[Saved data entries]
+---+
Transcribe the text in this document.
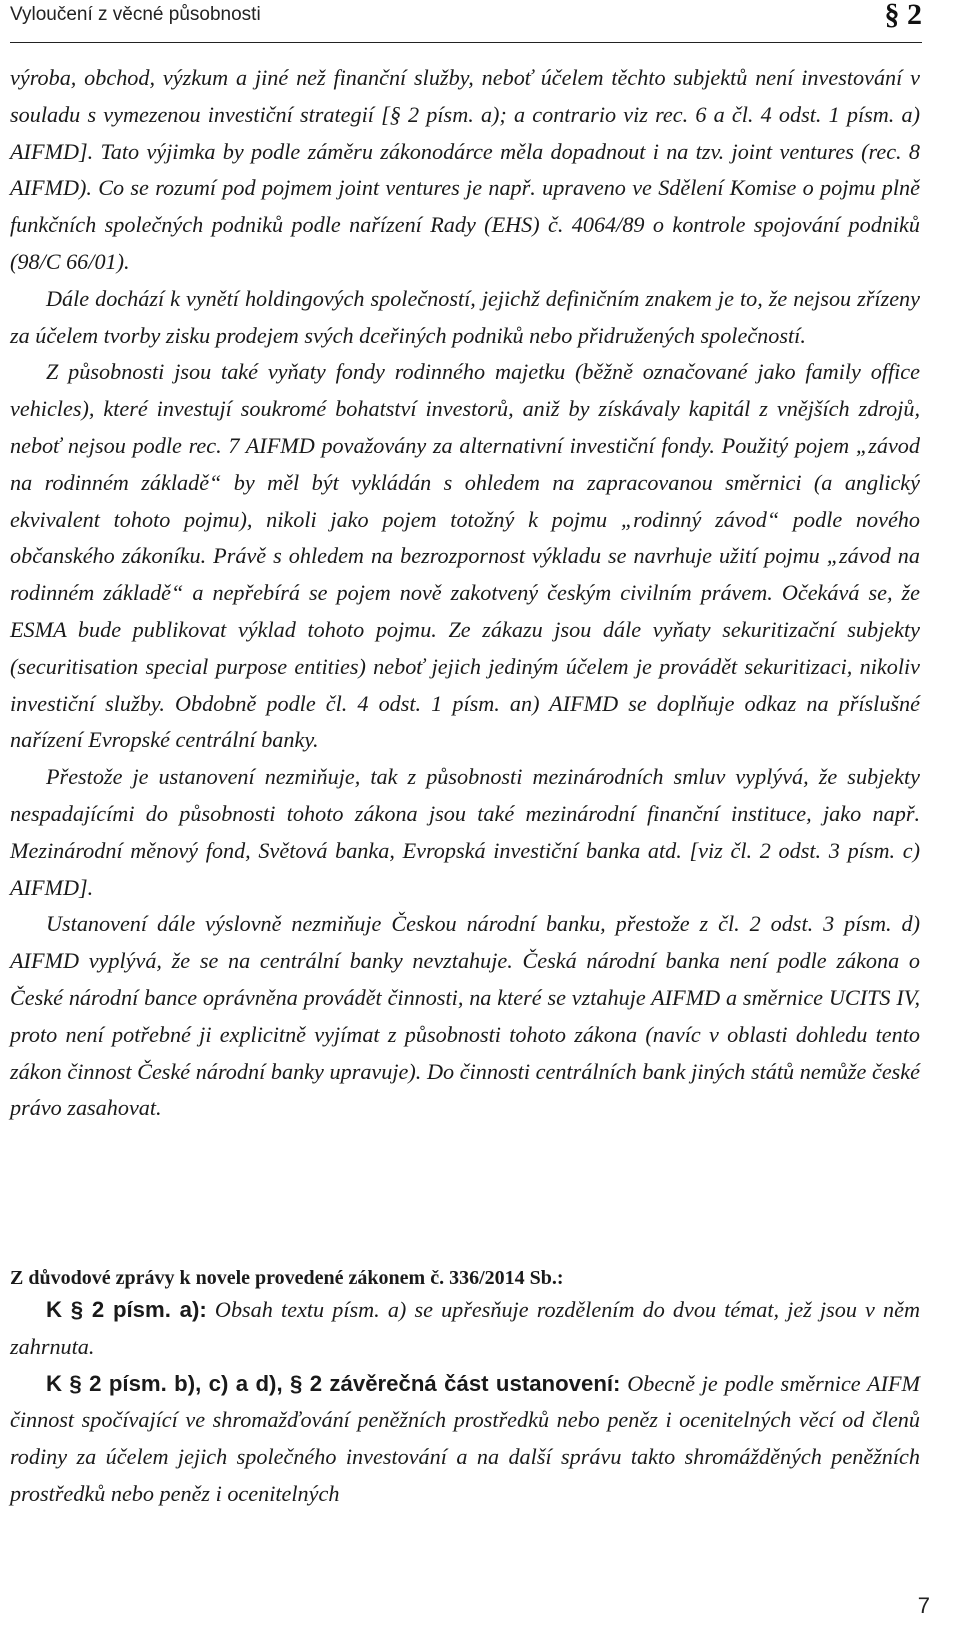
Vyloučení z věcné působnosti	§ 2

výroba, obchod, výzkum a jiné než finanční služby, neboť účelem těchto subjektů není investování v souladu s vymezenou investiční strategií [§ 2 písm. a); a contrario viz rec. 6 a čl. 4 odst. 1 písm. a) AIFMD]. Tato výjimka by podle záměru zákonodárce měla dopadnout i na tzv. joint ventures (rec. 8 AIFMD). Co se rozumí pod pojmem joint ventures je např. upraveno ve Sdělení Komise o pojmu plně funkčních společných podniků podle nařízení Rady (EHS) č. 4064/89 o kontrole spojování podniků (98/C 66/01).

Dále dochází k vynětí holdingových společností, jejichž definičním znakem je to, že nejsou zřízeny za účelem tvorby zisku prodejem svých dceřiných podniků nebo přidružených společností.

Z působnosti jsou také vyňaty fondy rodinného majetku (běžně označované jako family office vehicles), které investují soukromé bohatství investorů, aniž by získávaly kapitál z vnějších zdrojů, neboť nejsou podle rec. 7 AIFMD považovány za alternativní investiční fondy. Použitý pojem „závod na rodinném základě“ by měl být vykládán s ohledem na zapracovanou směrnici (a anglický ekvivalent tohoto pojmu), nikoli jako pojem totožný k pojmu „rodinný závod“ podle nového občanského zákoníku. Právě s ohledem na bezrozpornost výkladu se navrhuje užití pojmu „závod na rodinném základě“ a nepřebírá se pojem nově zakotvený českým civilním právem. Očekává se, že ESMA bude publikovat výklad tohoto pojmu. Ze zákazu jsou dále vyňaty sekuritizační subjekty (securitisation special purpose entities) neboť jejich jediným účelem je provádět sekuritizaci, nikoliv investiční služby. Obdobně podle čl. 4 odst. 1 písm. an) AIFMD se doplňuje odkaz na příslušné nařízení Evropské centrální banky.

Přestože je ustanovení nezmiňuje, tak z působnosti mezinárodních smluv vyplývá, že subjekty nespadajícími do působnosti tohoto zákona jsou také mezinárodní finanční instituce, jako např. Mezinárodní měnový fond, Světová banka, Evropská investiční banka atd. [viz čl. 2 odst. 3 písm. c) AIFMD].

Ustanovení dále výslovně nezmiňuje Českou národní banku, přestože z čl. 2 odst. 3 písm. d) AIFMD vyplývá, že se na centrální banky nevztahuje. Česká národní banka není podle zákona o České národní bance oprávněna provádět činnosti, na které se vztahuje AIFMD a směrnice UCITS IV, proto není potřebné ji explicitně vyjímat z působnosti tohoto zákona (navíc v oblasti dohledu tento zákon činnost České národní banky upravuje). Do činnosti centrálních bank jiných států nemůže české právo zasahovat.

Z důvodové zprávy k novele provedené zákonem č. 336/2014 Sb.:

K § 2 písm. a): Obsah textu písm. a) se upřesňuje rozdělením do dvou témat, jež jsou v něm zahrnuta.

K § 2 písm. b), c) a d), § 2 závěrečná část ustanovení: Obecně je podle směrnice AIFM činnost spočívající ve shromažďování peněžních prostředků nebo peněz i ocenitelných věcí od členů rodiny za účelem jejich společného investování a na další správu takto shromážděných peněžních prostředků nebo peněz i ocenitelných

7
+---+
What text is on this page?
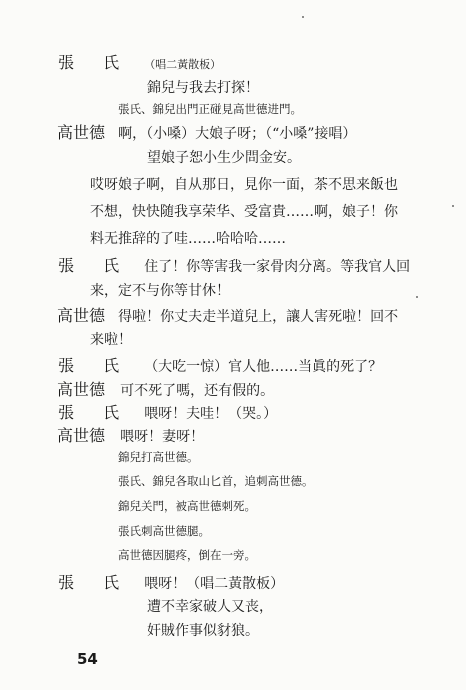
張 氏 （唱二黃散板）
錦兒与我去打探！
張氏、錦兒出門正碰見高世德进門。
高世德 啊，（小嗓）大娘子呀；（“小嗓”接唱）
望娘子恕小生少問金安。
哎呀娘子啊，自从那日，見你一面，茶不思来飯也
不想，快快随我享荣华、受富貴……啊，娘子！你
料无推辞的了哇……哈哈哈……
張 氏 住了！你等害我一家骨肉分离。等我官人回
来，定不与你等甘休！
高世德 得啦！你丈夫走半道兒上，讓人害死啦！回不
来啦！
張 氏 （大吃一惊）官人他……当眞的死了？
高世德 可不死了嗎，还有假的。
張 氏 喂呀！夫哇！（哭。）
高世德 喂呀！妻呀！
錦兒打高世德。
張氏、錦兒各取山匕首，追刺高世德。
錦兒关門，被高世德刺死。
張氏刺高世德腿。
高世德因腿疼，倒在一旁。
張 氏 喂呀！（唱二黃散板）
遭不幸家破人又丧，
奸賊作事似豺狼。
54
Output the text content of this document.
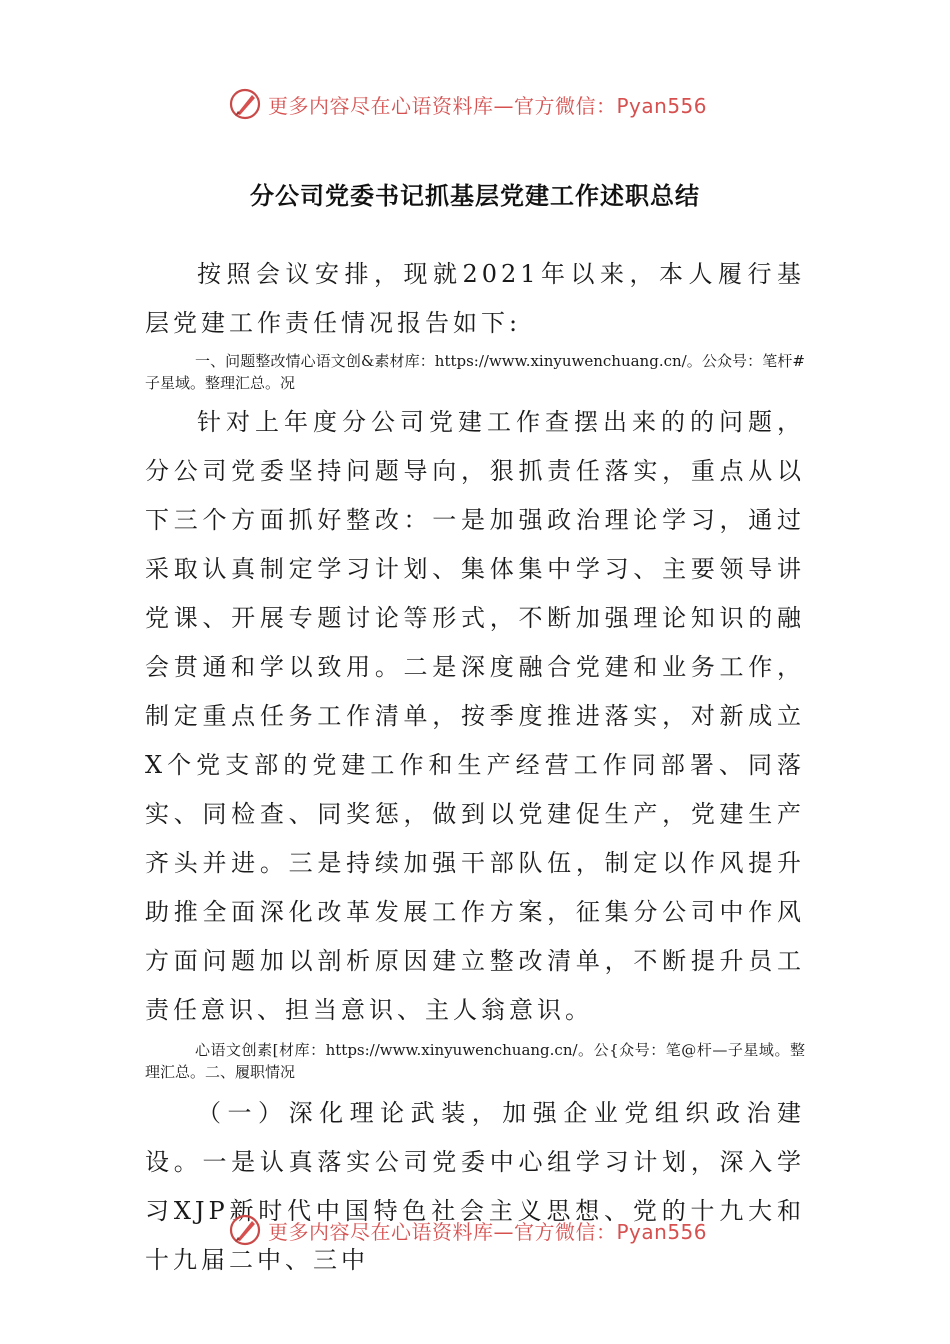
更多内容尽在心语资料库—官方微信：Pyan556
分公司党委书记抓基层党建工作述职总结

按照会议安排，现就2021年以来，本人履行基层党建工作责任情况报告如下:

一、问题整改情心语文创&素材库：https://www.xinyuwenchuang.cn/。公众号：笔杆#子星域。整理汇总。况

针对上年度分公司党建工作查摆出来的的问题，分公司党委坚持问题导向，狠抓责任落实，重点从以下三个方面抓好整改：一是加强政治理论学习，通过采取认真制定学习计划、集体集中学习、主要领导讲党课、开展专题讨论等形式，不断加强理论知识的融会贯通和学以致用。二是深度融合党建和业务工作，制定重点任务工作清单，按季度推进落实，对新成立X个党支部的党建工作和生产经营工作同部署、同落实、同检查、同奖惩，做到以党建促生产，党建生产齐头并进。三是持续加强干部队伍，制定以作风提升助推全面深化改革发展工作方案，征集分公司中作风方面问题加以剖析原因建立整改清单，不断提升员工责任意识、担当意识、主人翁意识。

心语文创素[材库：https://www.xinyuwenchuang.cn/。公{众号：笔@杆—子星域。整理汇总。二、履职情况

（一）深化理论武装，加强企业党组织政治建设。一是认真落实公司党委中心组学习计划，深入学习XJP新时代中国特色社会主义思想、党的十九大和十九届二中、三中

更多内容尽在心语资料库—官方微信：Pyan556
+---+
What the task requires:
Copy every line of the entries above in which "document" occurs.

Full response:
Transcribe the text in this document.
Output the text content of this document.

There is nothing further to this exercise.